>> BEGIN SUPPLIED RECORDS
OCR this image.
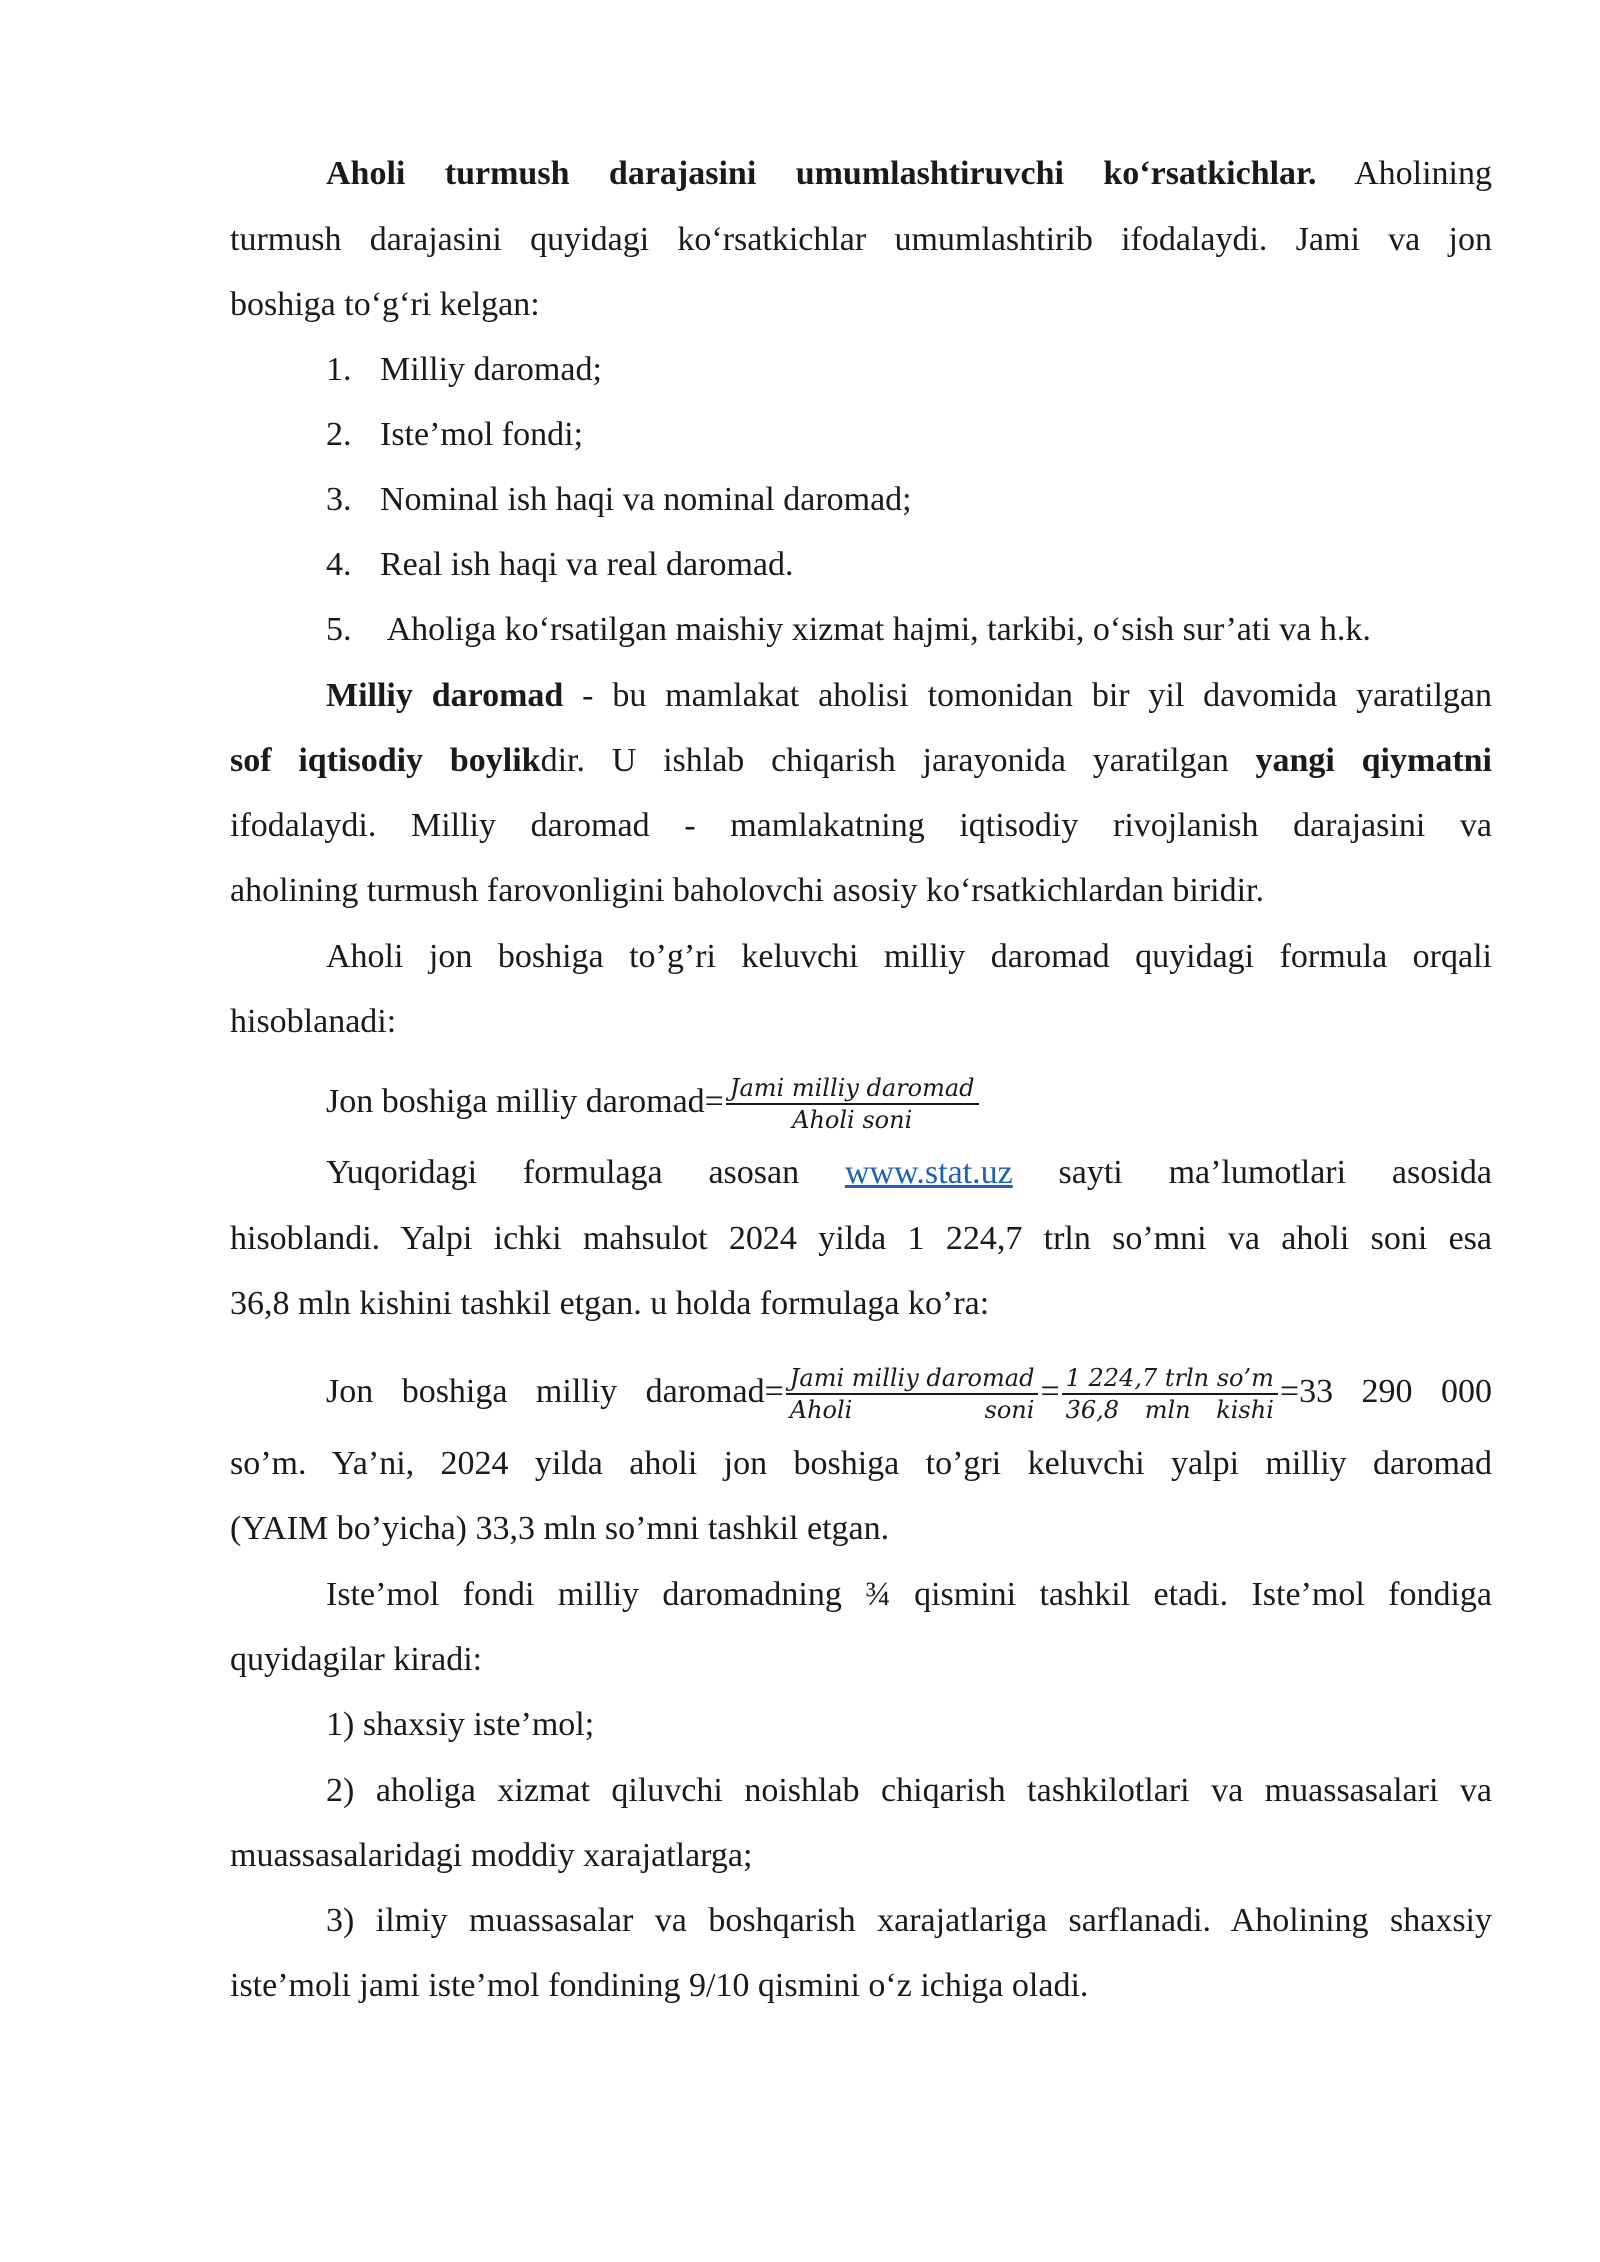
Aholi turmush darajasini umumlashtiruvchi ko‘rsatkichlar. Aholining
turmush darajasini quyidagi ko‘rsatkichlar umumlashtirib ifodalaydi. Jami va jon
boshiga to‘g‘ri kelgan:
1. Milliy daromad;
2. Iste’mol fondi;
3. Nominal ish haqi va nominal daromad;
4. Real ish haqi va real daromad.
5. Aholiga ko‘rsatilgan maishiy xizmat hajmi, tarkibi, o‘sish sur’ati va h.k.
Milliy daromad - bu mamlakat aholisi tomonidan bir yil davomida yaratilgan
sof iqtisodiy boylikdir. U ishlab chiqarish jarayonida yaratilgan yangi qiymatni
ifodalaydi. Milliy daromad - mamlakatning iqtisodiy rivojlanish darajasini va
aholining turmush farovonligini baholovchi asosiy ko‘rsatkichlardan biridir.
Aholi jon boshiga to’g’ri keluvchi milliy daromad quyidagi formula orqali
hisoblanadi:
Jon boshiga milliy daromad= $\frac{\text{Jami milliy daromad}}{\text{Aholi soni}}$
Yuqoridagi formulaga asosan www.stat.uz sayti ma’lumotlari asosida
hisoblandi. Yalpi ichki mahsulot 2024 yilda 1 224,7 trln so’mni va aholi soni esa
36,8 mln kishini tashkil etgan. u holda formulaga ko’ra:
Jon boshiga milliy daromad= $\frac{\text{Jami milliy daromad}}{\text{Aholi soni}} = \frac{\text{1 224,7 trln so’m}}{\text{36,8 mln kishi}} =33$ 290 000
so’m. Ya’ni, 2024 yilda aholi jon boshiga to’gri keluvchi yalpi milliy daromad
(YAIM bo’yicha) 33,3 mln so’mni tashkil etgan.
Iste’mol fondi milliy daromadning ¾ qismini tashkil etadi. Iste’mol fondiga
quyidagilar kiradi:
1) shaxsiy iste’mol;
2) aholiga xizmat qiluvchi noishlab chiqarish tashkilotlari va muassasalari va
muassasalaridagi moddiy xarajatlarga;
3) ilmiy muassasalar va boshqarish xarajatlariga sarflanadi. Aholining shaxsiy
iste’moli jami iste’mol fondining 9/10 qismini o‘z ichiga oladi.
>> END SUPPLIED RECORDS
>> BEGIN SUPPLIED RECORDS
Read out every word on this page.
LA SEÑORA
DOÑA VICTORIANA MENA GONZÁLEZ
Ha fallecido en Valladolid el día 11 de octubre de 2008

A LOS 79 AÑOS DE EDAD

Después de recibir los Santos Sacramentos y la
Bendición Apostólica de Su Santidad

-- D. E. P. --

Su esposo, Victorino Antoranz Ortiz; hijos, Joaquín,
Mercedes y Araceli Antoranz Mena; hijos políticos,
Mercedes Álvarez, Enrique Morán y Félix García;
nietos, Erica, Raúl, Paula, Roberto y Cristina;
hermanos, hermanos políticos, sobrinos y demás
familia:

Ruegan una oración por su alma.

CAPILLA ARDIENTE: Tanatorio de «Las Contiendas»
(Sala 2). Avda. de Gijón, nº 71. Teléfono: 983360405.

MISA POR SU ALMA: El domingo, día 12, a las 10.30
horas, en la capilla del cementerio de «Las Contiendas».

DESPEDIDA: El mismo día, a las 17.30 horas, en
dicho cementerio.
>> END SUPPLIED RECORDS
>> BEGIN SUPPLIED RECORDS
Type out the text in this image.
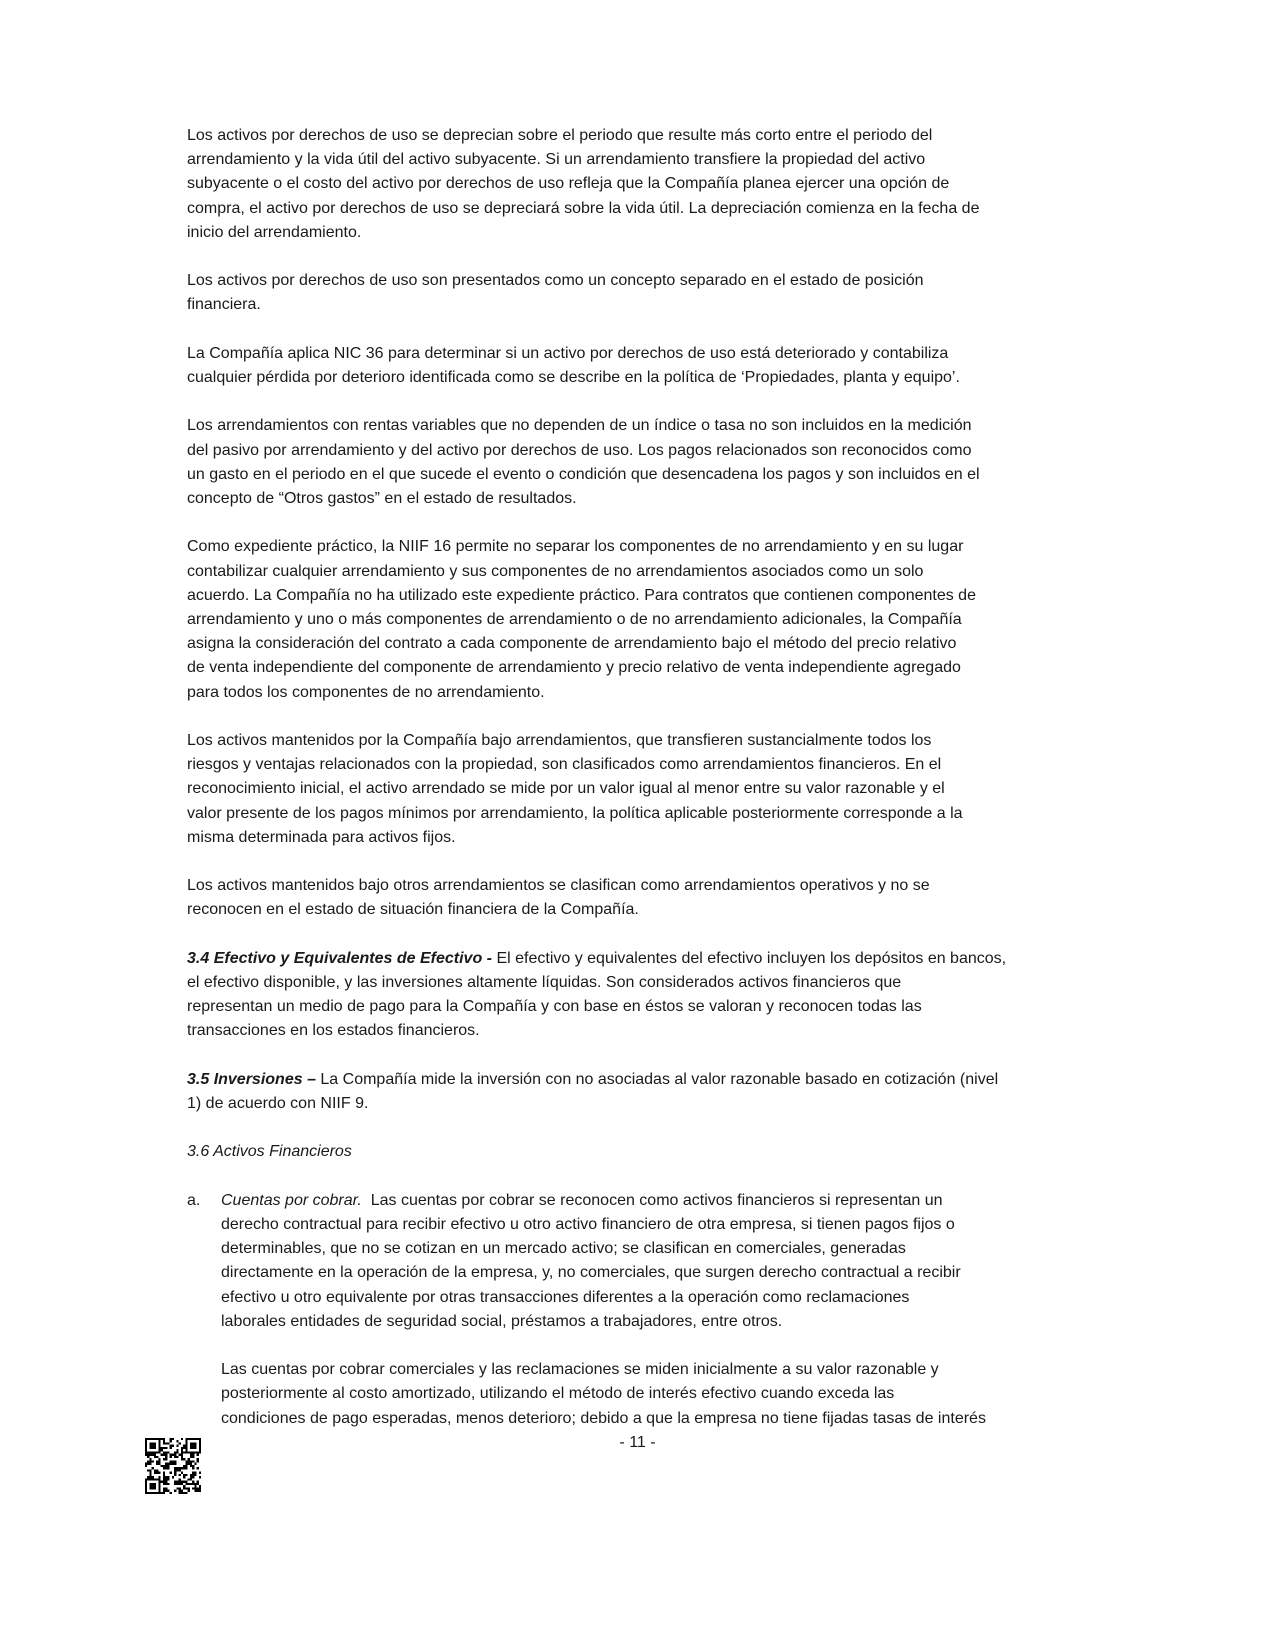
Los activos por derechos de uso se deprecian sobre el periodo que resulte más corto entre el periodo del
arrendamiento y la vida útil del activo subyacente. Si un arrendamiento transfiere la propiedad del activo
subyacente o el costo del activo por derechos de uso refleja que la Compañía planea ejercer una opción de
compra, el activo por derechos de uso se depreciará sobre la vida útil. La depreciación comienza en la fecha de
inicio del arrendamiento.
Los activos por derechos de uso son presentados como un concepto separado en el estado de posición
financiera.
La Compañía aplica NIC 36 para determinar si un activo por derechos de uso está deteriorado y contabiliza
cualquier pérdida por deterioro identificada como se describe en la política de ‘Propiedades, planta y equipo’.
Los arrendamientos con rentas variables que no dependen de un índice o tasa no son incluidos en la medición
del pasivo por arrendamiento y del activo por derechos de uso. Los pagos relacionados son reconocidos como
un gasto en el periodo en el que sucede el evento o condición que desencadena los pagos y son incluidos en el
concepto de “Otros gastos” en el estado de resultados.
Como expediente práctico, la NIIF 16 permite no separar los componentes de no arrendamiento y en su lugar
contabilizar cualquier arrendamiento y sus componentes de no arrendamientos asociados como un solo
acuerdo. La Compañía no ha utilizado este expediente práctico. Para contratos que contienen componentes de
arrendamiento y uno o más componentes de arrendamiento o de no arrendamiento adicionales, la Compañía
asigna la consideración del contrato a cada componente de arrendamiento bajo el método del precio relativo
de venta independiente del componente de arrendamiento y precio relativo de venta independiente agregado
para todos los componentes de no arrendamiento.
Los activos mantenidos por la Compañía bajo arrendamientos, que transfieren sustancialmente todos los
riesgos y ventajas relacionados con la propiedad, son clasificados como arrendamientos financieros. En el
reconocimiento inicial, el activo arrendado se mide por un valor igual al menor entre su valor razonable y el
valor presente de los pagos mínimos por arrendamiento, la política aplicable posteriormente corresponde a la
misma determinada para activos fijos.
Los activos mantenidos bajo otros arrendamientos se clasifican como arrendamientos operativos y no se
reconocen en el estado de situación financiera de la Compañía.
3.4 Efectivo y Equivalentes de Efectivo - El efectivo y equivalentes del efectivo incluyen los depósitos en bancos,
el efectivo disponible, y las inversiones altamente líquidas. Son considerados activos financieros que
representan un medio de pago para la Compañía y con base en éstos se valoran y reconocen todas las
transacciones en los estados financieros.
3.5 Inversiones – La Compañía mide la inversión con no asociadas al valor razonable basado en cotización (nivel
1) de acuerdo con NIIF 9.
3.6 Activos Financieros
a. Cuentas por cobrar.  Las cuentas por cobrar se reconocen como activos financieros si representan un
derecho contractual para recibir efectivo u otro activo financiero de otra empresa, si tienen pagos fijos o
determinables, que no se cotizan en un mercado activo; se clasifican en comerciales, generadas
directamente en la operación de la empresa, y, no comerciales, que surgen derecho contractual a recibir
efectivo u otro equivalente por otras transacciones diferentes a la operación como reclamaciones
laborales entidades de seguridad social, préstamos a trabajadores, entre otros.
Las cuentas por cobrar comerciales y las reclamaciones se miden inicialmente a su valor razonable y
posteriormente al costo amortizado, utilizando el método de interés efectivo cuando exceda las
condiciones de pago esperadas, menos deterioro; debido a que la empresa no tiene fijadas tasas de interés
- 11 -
>> END SUPPLIED RECORDS
State how many lines of the data include the word "darajasini", with nothing else.

3